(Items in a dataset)
** begin **
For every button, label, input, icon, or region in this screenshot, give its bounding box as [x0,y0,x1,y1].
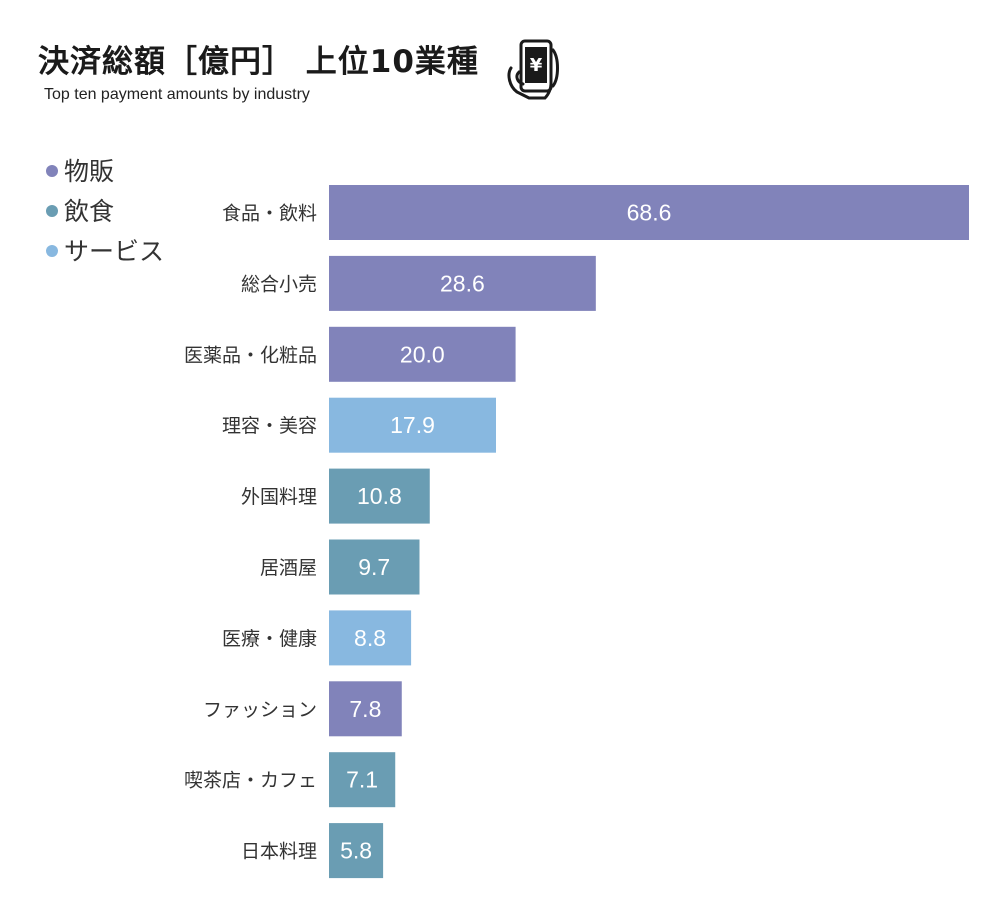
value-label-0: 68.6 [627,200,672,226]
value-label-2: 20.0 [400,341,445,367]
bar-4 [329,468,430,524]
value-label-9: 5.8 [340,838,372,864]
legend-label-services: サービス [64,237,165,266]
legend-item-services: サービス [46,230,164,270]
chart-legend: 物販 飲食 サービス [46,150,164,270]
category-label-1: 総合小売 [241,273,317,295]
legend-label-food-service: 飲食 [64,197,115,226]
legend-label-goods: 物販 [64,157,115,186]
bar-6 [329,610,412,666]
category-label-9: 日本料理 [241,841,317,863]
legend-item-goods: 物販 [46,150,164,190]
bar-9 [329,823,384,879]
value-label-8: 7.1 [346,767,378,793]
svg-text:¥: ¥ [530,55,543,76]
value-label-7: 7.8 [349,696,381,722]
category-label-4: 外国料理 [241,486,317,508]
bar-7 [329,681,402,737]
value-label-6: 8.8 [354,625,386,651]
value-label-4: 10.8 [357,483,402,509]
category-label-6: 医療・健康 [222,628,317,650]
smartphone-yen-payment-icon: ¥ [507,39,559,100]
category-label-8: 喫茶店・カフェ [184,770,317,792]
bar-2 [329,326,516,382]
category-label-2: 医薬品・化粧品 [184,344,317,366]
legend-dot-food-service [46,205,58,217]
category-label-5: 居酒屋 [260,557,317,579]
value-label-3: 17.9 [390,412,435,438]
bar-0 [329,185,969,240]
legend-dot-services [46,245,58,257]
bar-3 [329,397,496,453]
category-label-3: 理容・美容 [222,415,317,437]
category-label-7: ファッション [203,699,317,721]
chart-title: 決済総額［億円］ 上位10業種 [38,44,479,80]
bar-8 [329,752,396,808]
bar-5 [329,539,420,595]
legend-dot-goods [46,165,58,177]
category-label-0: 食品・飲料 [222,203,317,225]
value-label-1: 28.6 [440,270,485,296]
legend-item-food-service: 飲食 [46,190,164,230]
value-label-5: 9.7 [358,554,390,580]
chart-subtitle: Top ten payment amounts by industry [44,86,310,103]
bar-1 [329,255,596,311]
** end **
** begin **
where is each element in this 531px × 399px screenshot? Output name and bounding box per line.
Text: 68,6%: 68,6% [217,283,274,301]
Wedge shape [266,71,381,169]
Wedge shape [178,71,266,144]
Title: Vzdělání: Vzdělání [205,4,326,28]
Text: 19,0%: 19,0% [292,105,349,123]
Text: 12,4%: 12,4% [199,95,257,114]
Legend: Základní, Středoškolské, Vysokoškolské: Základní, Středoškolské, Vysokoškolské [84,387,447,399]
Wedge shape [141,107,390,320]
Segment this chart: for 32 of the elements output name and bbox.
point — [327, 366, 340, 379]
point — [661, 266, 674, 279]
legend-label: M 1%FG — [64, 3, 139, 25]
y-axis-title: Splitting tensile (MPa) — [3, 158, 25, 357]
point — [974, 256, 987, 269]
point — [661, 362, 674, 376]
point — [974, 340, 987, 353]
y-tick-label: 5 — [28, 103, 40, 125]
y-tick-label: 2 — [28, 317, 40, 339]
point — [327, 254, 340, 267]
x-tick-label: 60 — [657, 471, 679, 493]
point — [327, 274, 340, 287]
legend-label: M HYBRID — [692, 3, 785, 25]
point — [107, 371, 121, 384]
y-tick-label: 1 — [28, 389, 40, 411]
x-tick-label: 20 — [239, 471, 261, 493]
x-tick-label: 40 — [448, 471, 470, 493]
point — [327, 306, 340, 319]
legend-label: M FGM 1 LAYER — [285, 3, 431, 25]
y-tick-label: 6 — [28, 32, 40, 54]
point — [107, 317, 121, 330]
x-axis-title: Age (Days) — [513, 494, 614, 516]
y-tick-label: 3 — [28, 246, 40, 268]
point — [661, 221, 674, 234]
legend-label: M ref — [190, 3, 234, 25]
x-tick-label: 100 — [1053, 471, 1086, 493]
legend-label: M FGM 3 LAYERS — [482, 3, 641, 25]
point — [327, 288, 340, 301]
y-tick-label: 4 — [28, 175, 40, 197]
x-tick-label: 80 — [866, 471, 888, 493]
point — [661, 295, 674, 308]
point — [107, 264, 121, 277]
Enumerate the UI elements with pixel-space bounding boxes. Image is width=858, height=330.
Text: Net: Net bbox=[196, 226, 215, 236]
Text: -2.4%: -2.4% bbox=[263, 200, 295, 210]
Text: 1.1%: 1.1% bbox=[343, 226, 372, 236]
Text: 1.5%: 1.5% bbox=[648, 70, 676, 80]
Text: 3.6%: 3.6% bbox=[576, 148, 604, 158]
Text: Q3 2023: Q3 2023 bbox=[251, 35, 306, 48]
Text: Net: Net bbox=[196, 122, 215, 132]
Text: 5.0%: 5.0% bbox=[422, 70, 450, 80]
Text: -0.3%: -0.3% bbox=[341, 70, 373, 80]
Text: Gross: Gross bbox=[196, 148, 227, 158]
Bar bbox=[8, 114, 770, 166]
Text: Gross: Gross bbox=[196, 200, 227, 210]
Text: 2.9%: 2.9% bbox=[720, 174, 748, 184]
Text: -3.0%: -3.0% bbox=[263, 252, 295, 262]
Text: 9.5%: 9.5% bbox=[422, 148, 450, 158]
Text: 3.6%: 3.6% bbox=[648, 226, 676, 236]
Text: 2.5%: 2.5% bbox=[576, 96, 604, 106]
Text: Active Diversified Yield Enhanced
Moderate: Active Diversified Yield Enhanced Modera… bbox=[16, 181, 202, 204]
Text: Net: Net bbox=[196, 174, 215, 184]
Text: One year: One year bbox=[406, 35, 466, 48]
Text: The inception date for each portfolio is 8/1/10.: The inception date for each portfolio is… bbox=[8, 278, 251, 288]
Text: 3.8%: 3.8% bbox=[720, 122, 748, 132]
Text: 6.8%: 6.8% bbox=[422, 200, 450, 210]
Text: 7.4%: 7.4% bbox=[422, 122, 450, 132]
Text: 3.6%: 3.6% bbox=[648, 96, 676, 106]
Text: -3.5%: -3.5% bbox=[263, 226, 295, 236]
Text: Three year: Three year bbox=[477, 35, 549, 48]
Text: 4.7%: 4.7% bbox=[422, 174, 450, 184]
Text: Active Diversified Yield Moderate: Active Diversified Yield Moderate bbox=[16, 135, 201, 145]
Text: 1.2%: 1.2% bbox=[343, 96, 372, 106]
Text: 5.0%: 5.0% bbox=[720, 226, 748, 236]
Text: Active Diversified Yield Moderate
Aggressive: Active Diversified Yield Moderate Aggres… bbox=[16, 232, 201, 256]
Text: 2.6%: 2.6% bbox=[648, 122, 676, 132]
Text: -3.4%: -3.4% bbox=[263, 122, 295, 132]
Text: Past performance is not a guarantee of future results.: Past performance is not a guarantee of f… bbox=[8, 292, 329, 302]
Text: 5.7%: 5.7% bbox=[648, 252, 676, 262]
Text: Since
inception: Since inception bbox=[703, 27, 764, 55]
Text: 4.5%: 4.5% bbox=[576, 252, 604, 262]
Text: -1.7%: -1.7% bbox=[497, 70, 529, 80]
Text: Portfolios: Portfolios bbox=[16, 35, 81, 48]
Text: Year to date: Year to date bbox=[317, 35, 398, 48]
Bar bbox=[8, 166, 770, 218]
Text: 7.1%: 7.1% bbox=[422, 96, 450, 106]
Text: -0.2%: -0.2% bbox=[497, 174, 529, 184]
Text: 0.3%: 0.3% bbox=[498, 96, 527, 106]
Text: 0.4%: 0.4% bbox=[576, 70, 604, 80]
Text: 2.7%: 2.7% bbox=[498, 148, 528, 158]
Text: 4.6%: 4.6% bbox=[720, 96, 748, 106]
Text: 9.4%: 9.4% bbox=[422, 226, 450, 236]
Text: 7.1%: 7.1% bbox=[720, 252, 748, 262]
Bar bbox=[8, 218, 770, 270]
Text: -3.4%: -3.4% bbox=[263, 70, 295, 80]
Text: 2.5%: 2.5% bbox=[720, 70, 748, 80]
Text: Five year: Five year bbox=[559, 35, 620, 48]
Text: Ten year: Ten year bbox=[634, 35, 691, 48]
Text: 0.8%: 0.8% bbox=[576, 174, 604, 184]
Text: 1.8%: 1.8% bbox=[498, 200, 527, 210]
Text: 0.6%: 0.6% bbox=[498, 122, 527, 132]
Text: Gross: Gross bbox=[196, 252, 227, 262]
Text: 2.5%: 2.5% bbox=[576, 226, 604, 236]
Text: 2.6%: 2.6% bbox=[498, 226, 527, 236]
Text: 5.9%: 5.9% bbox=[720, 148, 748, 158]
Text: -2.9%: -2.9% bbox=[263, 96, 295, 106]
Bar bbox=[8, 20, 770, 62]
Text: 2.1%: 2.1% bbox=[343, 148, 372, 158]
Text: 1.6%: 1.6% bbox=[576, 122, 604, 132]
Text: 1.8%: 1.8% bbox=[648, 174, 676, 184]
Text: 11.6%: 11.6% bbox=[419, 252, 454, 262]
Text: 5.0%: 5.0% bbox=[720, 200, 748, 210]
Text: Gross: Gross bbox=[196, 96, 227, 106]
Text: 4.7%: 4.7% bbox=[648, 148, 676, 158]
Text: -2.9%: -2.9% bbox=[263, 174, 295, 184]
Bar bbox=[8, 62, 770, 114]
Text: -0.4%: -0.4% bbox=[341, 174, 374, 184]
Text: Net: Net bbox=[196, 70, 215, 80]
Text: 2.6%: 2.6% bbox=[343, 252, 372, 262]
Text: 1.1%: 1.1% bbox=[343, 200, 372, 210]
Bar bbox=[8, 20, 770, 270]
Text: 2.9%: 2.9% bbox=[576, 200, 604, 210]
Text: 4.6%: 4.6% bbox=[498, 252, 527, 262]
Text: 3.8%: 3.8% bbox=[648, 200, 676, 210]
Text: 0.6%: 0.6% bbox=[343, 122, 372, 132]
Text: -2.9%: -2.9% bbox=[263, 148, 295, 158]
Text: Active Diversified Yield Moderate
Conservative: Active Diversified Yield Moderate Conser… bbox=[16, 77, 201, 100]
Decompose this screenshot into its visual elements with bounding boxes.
** end **
- **Your instructions**:
Please output, unchanged, the part of the material that opens with the line containing "where is each" and closes with the line containing "legend-label: M 1%FG — [64, 3, 139, 25]", both lines included.

- **In response**:
where is each element in this 531px × 399px screenshot? Output name and bounding box per line.
Text: 68,6%: 68,6% [217,283,274,301]
Wedge shape [266,71,381,169]
Wedge shape [178,71,266,144]
Title: Vzdělání: Vzdělání [205,4,326,28]
Text: 19,0%: 19,0% [292,105,349,123]
Text: 12,4%: 12,4% [199,95,257,114]
Legend: Základní, Středoškolské, Vysokoškolské: Základní, Středoškolské, Vysokoškolské [84,387,447,399]
Wedge shape [141,107,390,320]
Segment this chart: for 32 of the elements output name and bbox.
point — [327, 366, 340, 379]
point — [661, 266, 674, 279]
legend-label: M 1%FG — [64, 3, 139, 25]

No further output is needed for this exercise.